OBJECTIVE: Each record is to be printed again precisely as it reads.

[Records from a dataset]
Begin

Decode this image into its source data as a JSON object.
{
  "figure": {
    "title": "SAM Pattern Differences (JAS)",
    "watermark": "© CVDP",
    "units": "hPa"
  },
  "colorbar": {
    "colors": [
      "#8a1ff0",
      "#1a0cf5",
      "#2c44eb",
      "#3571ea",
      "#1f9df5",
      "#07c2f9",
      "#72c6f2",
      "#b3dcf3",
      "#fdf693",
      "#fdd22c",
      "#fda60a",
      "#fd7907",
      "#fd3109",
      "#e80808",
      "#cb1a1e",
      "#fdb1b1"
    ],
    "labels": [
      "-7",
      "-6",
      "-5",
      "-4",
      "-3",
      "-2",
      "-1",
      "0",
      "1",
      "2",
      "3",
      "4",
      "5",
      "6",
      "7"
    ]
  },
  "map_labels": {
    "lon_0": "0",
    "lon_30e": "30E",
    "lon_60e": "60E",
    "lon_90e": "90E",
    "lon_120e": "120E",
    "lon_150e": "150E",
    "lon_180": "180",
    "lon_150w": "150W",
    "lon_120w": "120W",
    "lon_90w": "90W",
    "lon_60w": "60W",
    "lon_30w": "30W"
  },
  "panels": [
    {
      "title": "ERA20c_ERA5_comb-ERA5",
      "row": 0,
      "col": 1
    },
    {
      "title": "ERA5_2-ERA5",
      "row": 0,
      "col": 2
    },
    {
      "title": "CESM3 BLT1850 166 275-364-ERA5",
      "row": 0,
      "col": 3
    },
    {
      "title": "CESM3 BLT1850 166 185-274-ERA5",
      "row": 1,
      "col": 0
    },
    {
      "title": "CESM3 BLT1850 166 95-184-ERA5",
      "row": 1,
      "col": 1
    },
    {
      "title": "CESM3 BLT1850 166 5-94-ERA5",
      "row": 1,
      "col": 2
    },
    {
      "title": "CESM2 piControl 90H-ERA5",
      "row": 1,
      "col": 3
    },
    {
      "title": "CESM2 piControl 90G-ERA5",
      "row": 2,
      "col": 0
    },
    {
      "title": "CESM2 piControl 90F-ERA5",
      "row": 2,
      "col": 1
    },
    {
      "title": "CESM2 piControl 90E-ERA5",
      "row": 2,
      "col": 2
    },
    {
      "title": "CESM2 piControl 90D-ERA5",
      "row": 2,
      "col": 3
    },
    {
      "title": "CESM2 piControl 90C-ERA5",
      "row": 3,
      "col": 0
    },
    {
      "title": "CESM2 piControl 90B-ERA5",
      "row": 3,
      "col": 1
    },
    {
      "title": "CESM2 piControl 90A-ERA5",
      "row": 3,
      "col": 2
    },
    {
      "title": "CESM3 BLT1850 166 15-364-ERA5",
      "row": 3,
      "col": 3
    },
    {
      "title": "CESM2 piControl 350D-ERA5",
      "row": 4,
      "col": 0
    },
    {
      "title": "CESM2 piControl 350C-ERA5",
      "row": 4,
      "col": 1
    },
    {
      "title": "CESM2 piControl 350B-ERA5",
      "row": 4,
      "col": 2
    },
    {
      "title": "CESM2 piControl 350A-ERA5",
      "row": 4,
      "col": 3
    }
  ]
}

End

ANSWER TO THE PROBLEM:
Decode this image into its source data as a JSON object.
{
  "figure": {
    "title": "SAM Pattern Differences (JAS)",
    "watermark": "© CVDP",
    "units": "hPa"
  },
  "colorbar": {
    "colors": [
      "#8a1ff0",
      "#1a0cf5",
      "#2c44eb",
      "#3571ea",
      "#1f9df5",
      "#07c2f9",
      "#72c6f2",
      "#b3dcf3",
      "#fdf693",
      "#fdd22c",
      "#fda60a",
      "#fd7907",
      "#fd3109",
      "#e80808",
      "#cb1a1e",
      "#fdb1b1"
    ],
    "labels": [
      "-7",
      "-6",
      "-5",
      "-4",
      "-3",
      "-2",
      "-1",
      "0",
      "1",
      "2",
      "3",
      "4",
      "5",
      "6",
      "7"
    ]
  },
  "map_labels": {
    "lon_0": "0",
    "lon_30e": "30E",
    "lon_60e": "60E",
    "lon_90e": "90E",
    "lon_120e": "120E",
    "lon_150e": "150E",
    "lon_180": "180",
    "lon_150w": "150W",
    "lon_120w": "120W",
    "lon_90w": "90W",
    "lon_60w": "60W",
    "lon_30w": "30W"
  },
  "panels": [
    {
      "title": "ERA20c_ERA5_comb-ERA5",
      "row": 0,
      "col": 1
    },
    {
      "title": "ERA5_2-ERA5",
      "row": 0,
      "col": 2
    },
    {
      "title": "CESM3 BLT1850 166 275-364-ERA5",
      "row": 0,
      "col": 3
    },
    {
      "title": "CESM3 BLT1850 166 185-274-ERA5",
      "row": 1,
      "col": 0
    },
    {
      "title": "CESM3 BLT1850 166 95-184-ERA5",
      "row": 1,
      "col": 1
    },
    {
      "title": "CESM3 BLT1850 166 5-94-ERA5",
      "row": 1,
      "col": 2
    },
    {
      "title": "CESM2 piControl 90H-ERA5",
      "row": 1,
      "col": 3
    },
    {
      "title": "CESM2 piControl 90G-ERA5",
      "row": 2,
      "col": 0
    },
    {
      "title": "CESM2 piControl 90F-ERA5",
      "row": 2,
      "col": 1
    },
    {
      "title": "CESM2 piControl 90E-ERA5",
      "row": 2,
      "col": 2
    },
    {
      "title": "CESM2 piControl 90D-ERA5",
      "row": 2,
      "col": 3
    },
    {
      "title": "CESM2 piControl 90C-ERA5",
      "row": 3,
      "col": 0
    },
    {
      "title": "CESM2 piControl 90B-ERA5",
      "row": 3,
      "col": 1
    },
    {
      "title": "CESM2 piControl 90A-ERA5",
      "row": 3,
      "col": 2
    },
    {
      "title": "CESM3 BLT1850 166 15-364-ERA5",
      "row": 3,
      "col": 3
    },
    {
      "title": "CESM2 piControl 350D-ERA5",
      "row": 4,
      "col": 0
    },
    {
      "title": "CESM2 piControl 350C-ERA5",
      "row": 4,
      "col": 1
    },
    {
      "title": "CESM2 piControl 350B-ERA5",
      "row": 4,
      "col": 2
    },
    {
      "title": "CESM2 piControl 350A-ERA5",
      "row": 4,
      "col": 3
    }
  ]
}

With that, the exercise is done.